**AIM**
Put every line of the material below into a numbered list, leaving out any blank lines.

**SUPPLIED INFORMATION**
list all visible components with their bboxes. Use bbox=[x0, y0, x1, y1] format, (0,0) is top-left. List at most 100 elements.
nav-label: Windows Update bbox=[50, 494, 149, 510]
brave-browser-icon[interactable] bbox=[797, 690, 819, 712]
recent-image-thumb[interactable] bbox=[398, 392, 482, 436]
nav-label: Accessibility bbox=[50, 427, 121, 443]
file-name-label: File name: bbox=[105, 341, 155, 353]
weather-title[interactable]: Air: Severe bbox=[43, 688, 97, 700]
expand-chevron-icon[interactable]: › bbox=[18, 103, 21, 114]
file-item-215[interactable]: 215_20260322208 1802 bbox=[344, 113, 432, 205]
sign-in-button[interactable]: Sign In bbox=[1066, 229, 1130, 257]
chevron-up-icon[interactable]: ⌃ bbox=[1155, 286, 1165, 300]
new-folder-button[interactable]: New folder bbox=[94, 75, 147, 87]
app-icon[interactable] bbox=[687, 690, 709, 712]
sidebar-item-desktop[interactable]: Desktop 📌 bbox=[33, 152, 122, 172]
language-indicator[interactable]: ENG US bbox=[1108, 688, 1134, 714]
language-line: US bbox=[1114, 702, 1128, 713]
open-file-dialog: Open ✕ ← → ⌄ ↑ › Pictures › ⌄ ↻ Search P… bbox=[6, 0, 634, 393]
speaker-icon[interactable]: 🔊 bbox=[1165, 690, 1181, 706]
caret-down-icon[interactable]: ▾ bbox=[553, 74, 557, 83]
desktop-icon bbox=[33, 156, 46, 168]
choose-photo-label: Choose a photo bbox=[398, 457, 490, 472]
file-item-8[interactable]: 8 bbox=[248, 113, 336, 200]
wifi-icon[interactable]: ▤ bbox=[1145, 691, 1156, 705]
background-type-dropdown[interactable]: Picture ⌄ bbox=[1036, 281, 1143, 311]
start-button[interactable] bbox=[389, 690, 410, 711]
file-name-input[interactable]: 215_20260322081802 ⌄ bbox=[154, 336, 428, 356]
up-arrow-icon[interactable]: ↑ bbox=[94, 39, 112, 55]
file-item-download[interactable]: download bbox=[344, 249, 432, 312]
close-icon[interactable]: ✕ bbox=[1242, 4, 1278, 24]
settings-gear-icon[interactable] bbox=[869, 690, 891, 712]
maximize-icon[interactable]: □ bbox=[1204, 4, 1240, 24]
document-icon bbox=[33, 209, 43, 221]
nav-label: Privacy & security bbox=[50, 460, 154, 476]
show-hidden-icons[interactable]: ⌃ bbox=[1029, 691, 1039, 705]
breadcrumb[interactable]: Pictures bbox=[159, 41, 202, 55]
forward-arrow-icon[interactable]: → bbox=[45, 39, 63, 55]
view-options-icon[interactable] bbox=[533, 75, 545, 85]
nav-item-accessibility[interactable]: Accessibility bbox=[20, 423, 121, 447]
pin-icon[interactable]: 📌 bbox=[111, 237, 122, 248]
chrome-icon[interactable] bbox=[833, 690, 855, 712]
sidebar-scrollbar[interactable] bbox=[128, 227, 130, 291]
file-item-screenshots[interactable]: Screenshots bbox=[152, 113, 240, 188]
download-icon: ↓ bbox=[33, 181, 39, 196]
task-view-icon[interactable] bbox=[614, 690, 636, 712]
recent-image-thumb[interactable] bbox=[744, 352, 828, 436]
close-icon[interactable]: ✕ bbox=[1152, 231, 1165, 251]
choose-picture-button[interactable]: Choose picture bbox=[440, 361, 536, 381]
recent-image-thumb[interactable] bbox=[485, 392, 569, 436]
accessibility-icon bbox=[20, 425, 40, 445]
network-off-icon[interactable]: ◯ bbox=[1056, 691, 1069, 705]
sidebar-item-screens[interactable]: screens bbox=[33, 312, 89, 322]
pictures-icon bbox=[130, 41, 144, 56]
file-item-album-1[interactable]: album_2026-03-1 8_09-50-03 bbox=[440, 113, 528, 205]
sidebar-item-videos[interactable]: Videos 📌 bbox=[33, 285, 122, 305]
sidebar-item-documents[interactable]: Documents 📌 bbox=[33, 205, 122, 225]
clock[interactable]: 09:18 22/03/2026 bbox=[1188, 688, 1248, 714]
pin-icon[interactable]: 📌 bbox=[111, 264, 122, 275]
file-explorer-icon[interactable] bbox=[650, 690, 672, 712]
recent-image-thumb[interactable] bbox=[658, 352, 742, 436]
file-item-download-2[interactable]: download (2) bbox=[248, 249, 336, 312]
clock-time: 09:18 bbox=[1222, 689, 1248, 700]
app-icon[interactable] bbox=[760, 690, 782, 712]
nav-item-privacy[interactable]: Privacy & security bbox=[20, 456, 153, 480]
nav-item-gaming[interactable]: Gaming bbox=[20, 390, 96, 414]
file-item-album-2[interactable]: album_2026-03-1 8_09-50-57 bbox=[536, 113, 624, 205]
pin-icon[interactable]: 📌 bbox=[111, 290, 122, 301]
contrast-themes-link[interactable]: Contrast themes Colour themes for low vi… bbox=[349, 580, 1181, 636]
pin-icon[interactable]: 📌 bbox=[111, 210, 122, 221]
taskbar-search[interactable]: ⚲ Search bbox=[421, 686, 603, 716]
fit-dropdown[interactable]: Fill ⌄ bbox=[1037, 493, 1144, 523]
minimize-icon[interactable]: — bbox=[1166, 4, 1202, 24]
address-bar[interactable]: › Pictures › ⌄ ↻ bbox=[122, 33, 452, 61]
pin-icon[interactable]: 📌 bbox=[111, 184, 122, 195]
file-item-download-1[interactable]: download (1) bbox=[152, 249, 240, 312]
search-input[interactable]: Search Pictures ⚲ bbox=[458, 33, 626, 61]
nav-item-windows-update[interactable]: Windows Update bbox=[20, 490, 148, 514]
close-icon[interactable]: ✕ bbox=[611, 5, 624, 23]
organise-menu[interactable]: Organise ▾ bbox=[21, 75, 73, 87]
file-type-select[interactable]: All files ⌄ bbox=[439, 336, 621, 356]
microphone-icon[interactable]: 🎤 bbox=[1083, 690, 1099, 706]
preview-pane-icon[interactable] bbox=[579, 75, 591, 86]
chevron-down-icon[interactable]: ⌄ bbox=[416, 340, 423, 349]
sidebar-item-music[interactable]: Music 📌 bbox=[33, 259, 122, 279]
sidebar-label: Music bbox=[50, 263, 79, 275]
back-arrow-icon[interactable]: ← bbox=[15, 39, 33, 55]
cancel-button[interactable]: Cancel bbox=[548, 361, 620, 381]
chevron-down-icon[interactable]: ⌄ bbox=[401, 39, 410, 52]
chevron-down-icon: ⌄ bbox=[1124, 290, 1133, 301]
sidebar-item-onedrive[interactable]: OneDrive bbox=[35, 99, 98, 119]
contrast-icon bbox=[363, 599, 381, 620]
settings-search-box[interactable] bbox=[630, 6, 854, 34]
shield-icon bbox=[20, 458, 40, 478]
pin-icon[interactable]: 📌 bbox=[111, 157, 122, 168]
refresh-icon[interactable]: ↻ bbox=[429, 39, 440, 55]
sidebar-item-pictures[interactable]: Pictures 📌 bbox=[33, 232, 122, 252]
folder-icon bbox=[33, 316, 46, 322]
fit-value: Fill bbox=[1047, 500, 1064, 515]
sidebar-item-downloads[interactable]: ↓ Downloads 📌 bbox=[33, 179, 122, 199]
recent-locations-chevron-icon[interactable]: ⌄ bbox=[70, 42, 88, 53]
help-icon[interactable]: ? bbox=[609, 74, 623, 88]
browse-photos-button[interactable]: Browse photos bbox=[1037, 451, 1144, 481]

**ANSWER TO THE EXERCISE**
1. list all visible components with their bboxes. Use bbox=[x0, y0, x1, y1] format, (0,0) is top-left. List at most 100 elements.
2. nav-label: Windows Update bbox=[50, 494, 149, 510]
3. brave-browser-icon[interactable] bbox=[797, 690, 819, 712]
4. recent-image-thumb[interactable] bbox=[398, 392, 482, 436]
5. nav-label: Accessibility bbox=[50, 427, 121, 443]
6. file-name-label: File name: bbox=[105, 341, 155, 353]
7. weather-title[interactable]: Air: Severe bbox=[43, 688, 97, 700]
8. expand-chevron-icon[interactable]: › bbox=[18, 103, 21, 114]
9. file-item-215[interactable]: 215_20260322208 1802 bbox=[344, 113, 432, 205]
10. sign-in-button[interactable]: Sign In bbox=[1066, 229, 1130, 257]
11. chevron-up-icon[interactable]: ⌃ bbox=[1155, 286, 1165, 300]
12. new-folder-button[interactable]: New folder bbox=[94, 75, 147, 87]
13. app-icon[interactable] bbox=[687, 690, 709, 712]
14. sidebar-item-desktop[interactable]: Desktop 📌 bbox=[33, 152, 122, 172]
15. language-indicator[interactable]: ENG US bbox=[1108, 688, 1134, 714]
16. language-line: US bbox=[1114, 702, 1128, 713]
17. open-file-dialog: Open ✕ ← → ⌄ ↑ › Pictures › ⌄ ↻ Search P… bbox=[6, 0, 634, 393]
18. speaker-icon[interactable]: 🔊 bbox=[1165, 690, 1181, 706]
19. caret-down-icon[interactable]: ▾ bbox=[553, 74, 557, 83]
20. desktop-icon bbox=[33, 156, 46, 168]
21. choose-photo-label: Choose a photo bbox=[398, 457, 490, 472]
22. file-item-8[interactable]: 8 bbox=[248, 113, 336, 200]
23. wifi-icon[interactable]: ▤ bbox=[1145, 691, 1156, 705]
24. background-type-dropdown[interactable]: Picture ⌄ bbox=[1036, 281, 1143, 311]
25. start-button[interactable] bbox=[389, 690, 410, 711]
26. file-name-input[interactable]: 215_20260322081802 ⌄ bbox=[154, 336, 428, 356]
27. up-arrow-icon[interactable]: ↑ bbox=[94, 39, 112, 55]
28. file-item-download[interactable]: download bbox=[344, 249, 432, 312]
29. close-icon[interactable]: ✕ bbox=[1242, 4, 1278, 24]
30. settings-gear-icon[interactable] bbox=[869, 690, 891, 712]
31. maximize-icon[interactable]: □ bbox=[1204, 4, 1240, 24]
32. document-icon bbox=[33, 209, 43, 221]
33. nav-label: Privacy & security bbox=[50, 460, 154, 476]
34. show-hidden-icons[interactable]: ⌃ bbox=[1029, 691, 1039, 705]
35. breadcrumb[interactable]: Pictures bbox=[159, 41, 202, 55]
36. forward-arrow-icon[interactable]: → bbox=[45, 39, 63, 55]
37. view-options-icon[interactable] bbox=[533, 75, 545, 85]
38. nav-item-accessibility[interactable]: Accessibility bbox=[20, 423, 121, 447]
39. pin-icon[interactable]: 📌 bbox=[111, 237, 122, 248]
40. chrome-icon[interactable] bbox=[833, 690, 855, 712]
41. sidebar-scrollbar[interactable] bbox=[128, 227, 130, 291]
42. file-item-screenshots[interactable]: Screenshots bbox=[152, 113, 240, 188]
43. download-icon: ↓ bbox=[33, 181, 39, 196]
44. task-view-icon[interactable] bbox=[614, 690, 636, 712]
45. recent-image-thumb[interactable] bbox=[744, 352, 828, 436]
46. close-icon[interactable]: ✕ bbox=[1152, 231, 1165, 251]
47. choose-picture-button[interactable]: Choose picture bbox=[440, 361, 536, 381]
48. recent-image-thumb[interactable] bbox=[485, 392, 569, 436]
49. accessibility-icon bbox=[20, 425, 40, 445]
50. network-off-icon[interactable]: ◯ bbox=[1056, 691, 1069, 705]
51. sidebar-item-screens[interactable]: screens bbox=[33, 312, 89, 322]
52. pictures-icon bbox=[130, 41, 144, 56]
53. file-item-album-1[interactable]: album_2026-03-1 8_09-50-03 bbox=[440, 113, 528, 205]
54. sidebar-item-videos[interactable]: Videos 📌 bbox=[33, 285, 122, 305]
55. sidebar-item-documents[interactable]: Documents 📌 bbox=[33, 205, 122, 225]
56. clock[interactable]: 09:18 22/03/2026 bbox=[1188, 688, 1248, 714]
57. pin-icon[interactable]: 📌 bbox=[111, 264, 122, 275]
58. file-explorer-icon[interactable] bbox=[650, 690, 672, 712]
59. recent-image-thumb[interactable] bbox=[658, 352, 742, 436]
60. file-item-download-2[interactable]: download (2) bbox=[248, 249, 336, 312]
61. clock-time: 09:18 bbox=[1222, 689, 1248, 700]
62. app-icon[interactable] bbox=[760, 690, 782, 712]
63. nav-item-privacy[interactable]: Privacy & security bbox=[20, 456, 153, 480]
64. nav-item-gaming[interactable]: Gaming bbox=[20, 390, 96, 414]
65. file-item-album-2[interactable]: album_2026-03-1 8_09-50-57 bbox=[536, 113, 624, 205]
66. pin-icon[interactable]: 📌 bbox=[111, 290, 122, 301]
67. contrast-themes-link[interactable]: Contrast themes Colour themes for low vi… bbox=[349, 580, 1181, 636]
68. pin-icon[interactable]: 📌 bbox=[111, 210, 122, 221]
69. taskbar-search[interactable]: ⚲ Search bbox=[421, 686, 603, 716]
70. fit-dropdown[interactable]: Fill ⌄ bbox=[1037, 493, 1144, 523]
71. minimize-icon[interactable]: — bbox=[1166, 4, 1202, 24]
72. address-bar[interactable]: › Pictures › ⌄ ↻ bbox=[122, 33, 452, 61]
73. pin-icon[interactable]: 📌 bbox=[111, 184, 122, 195]
74. file-item-download-1[interactable]: download (1) bbox=[152, 249, 240, 312]
75. search-input[interactable]: Search Pictures ⚲ bbox=[458, 33, 626, 61]
76. nav-item-windows-update[interactable]: Windows Update bbox=[20, 490, 148, 514]
77. close-icon[interactable]: ✕ bbox=[611, 5, 624, 23]
78. organise-menu[interactable]: Organise ▾ bbox=[21, 75, 73, 87]
79. file-type-select[interactable]: All files ⌄ bbox=[439, 336, 621, 356]
80. microphone-icon[interactable]: 🎤 bbox=[1083, 690, 1099, 706]
81. preview-pane-icon[interactable] bbox=[579, 75, 591, 86]
82. chevron-down-icon[interactable]: ⌄ bbox=[416, 340, 423, 349]
83. sidebar-item-music[interactable]: Music 📌 bbox=[33, 259, 122, 279]
84. sidebar-label: Music bbox=[50, 263, 79, 275]
85. back-arrow-icon[interactable]: ← bbox=[15, 39, 33, 55]
86. cancel-button[interactable]: Cancel bbox=[548, 361, 620, 381]
87. chevron-down-icon[interactable]: ⌄ bbox=[401, 39, 410, 52]
88. chevron-down-icon: ⌄ bbox=[1124, 290, 1133, 301]
89. sidebar-item-onedrive[interactable]: OneDrive bbox=[35, 99, 98, 119]
90. contrast-icon bbox=[363, 599, 381, 620]
91. settings-search-box[interactable] bbox=[630, 6, 854, 34]
92. shield-icon bbox=[20, 458, 40, 478]
93. pin-icon[interactable]: 📌 bbox=[111, 157, 122, 168]
94. refresh-icon[interactable]: ↻ bbox=[429, 39, 440, 55]
95. sidebar-item-pictures[interactable]: Pictures 📌 bbox=[33, 232, 122, 252]
96. folder-icon bbox=[33, 316, 46, 322]
97. fit-value: Fill bbox=[1047, 500, 1064, 515]
98. sidebar-item-downloads[interactable]: ↓ Downloads 📌 bbox=[33, 179, 122, 199]
99. recent-locations-chevron-icon[interactable]: ⌄ bbox=[70, 42, 88, 53]
100. help-icon[interactable]: ? bbox=[609, 74, 623, 88]
101. browse-photos-button[interactable]: Browse photos bbox=[1037, 451, 1144, 481]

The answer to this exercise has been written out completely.